··· Supplied data ···

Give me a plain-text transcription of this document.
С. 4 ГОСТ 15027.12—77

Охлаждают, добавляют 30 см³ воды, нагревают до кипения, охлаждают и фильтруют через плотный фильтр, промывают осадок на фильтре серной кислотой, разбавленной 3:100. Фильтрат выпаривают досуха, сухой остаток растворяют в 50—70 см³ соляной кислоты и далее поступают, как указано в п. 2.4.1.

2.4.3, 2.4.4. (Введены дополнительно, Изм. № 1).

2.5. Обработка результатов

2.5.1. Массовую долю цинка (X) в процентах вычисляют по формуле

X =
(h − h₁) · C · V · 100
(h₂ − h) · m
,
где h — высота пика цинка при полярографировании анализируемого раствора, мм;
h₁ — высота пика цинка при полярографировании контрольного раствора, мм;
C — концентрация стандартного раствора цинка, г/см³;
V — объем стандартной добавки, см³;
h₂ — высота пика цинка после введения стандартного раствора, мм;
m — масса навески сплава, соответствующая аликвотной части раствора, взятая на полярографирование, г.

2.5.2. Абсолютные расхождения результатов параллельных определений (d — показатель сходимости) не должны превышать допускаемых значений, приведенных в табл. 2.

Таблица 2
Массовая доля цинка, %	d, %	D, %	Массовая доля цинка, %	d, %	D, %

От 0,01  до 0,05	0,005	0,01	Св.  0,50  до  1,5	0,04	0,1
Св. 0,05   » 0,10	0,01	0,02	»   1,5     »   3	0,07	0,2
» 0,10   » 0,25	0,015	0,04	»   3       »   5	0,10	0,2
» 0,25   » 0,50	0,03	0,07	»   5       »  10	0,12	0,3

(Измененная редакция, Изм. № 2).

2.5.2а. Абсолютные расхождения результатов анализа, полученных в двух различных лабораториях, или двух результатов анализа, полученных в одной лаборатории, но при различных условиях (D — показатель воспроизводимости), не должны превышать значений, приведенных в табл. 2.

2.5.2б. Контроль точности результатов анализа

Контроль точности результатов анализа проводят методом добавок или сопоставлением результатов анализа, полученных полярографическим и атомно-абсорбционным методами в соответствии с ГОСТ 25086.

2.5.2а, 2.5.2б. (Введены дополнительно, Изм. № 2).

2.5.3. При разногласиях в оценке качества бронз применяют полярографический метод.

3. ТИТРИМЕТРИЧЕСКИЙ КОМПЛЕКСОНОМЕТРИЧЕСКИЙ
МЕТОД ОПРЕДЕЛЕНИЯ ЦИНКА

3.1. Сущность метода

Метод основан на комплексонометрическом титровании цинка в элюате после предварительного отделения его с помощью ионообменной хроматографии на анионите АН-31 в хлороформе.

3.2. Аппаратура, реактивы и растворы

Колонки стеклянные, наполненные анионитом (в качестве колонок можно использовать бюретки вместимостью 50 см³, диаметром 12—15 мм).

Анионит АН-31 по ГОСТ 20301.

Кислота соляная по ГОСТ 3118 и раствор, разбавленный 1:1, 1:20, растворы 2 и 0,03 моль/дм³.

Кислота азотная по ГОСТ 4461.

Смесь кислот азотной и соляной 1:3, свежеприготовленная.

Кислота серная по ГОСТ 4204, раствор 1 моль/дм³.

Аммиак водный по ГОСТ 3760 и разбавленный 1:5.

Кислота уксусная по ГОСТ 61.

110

···

* Written task:
Output the listing above without altering a single character.

* Full answer:
Give me a plain-text transcription of this document.
С. 4 ГОСТ 15027.12—77

Охлаждают, добавляют 30 см³ воды, нагревают до кипения, охлаждают и фильтруют через плотный фильтр, промывают осадок на фильтре серной кислотой, разбавленной 3:100. Фильтрат выпаривают досуха, сухой остаток растворяют в 50—70 см³ соляной кислоты и далее поступают, как указано в п. 2.4.1.

2.4.3, 2.4.4. (Введены дополнительно, Изм. № 1).

2.5. Обработка результатов

2.5.1. Массовую долю цинка (X) в процентах вычисляют по формуле

X =
(h − h₁) · C · V · 100
(h₂ − h) · m
,
где h — высота пика цинка при полярографировании анализируемого раствора, мм;
h₁ — высота пика цинка при полярографировании контрольного раствора, мм;
C — концентрация стандартного раствора цинка, г/см³;
V — объем стандартной добавки, см³;
h₂ — высота пика цинка после введения стандартного раствора, мм;
m — масса навески сплава, соответствующая аликвотной части раствора, взятая на полярографирование, г.

2.5.2. Абсолютные расхождения результатов параллельных определений (d — показатель сходимости) не должны превышать допускаемых значений, приведенных в табл. 2.

Таблица 2
Массовая доля цинка, %	d, %	D, %	Массовая доля цинка, %	d, %	D, %

От 0,01  до 0,05	0,005	0,01	Св.  0,50  до  1,5	0,04	0,1
Св. 0,05   » 0,10	0,01	0,02	»   1,5     »   3	0,07	0,2
» 0,10   » 0,25	0,015	0,04	»   3       »   5	0,10	0,2
» 0,25   » 0,50	0,03	0,07	»   5       »  10	0,12	0,3

(Измененная редакция, Изм. № 2).

2.5.2а. Абсолютные расхождения результатов анализа, полученных в двух различных лабораториях, или двух результатов анализа, полученных в одной лаборатории, но при различных условиях (D — показатель воспроизводимости), не должны превышать значений, приведенных в табл. 2.

2.5.2б. Контроль точности результатов анализа

Контроль точности результатов анализа проводят методом добавок или сопоставлением результатов анализа, полученных полярографическим и атомно-абсорбционным методами в соответствии с ГОСТ 25086.

2.5.2а, 2.5.2б. (Введены дополнительно, Изм. № 2).

2.5.3. При разногласиях в оценке качества бронз применяют полярографический метод.

3. ТИТРИМЕТРИЧЕСКИЙ КОМПЛЕКСОНОМЕТРИЧЕСКИЙ
МЕТОД ОПРЕДЕЛЕНИЯ ЦИНКА

3.1. Сущность метода

Метод основан на комплексонометрическом титровании цинка в элюате после предварительного отделения его с помощью ионообменной хроматографии на анионите АН-31 в хлороформе.

3.2. Аппаратура, реактивы и растворы

Колонки стеклянные, наполненные анионитом (в качестве колонок можно использовать бюретки вместимостью 50 см³, диаметром 12—15 мм).

Анионит АН-31 по ГОСТ 20301.

Кислота соляная по ГОСТ 3118 и раствор, разбавленный 1:1, 1:20, растворы 2 и 0,03 моль/дм³.

Кислота азотная по ГОСТ 4461.

Смесь кислот азотной и соляной 1:3, свежеприготовленная.

Кислота серная по ГОСТ 4204, раствор 1 моль/дм³.

Аммиак водный по ГОСТ 3760 и разбавленный 1:5.

Кислота уксусная по ГОСТ 61.

110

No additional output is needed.